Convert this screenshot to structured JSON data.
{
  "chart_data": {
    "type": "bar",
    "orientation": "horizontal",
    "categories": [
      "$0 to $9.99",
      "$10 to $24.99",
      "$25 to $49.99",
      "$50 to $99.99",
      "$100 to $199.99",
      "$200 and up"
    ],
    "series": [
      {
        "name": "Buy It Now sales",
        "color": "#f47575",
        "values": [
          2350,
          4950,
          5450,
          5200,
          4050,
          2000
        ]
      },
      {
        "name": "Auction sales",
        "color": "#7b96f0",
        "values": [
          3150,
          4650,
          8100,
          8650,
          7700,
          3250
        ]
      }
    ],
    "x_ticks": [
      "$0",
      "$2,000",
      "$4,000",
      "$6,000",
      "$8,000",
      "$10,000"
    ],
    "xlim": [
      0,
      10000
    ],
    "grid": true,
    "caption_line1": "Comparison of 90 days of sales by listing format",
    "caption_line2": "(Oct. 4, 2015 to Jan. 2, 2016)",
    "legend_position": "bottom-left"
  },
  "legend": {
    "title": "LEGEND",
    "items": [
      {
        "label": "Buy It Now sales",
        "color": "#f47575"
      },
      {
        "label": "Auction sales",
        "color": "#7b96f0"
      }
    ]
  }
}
--
Give back each line above precisely as it stands.

Convert this screenshot to structured JSON data.
{
  "chart_data": {
    "type": "bar",
    "orientation": "horizontal",
    "categories": [
      "$0 to $9.99",
      "$10 to $24.99",
      "$25 to $49.99",
      "$50 to $99.99",
      "$100 to $199.99",
      "$200 and up"
    ],
    "series": [
      {
        "name": "Buy It Now sales",
        "color": "#f47575",
        "values": [
          2350,
          4950,
          5450,
          5200,
          4050,
          2000
        ]
      },
      {
        "name": "Auction sales",
        "color": "#7b96f0",
        "values": [
          3150,
          4650,
          8100,
          8650,
          7700,
          3250
        ]
      }
    ],
    "x_ticks": [
      "$0",
      "$2,000",
      "$4,000",
      "$6,000",
      "$8,000",
      "$10,000"
    ],
    "xlim": [
      0,
      10000
    ],
    "grid": true,
    "caption_line1": "Comparison of 90 days of sales by listing format",
    "caption_line2": "(Oct. 4, 2015 to Jan. 2, 2016)",
    "legend_position": "bottom-left"
  },
  "legend": {
    "title": "LEGEND",
    "items": [
      {
        "label": "Buy It Now sales",
        "color": "#f47575"
      },
      {
        "label": "Auction sales",
        "color": "#7b96f0"
      }
    ]
  }
}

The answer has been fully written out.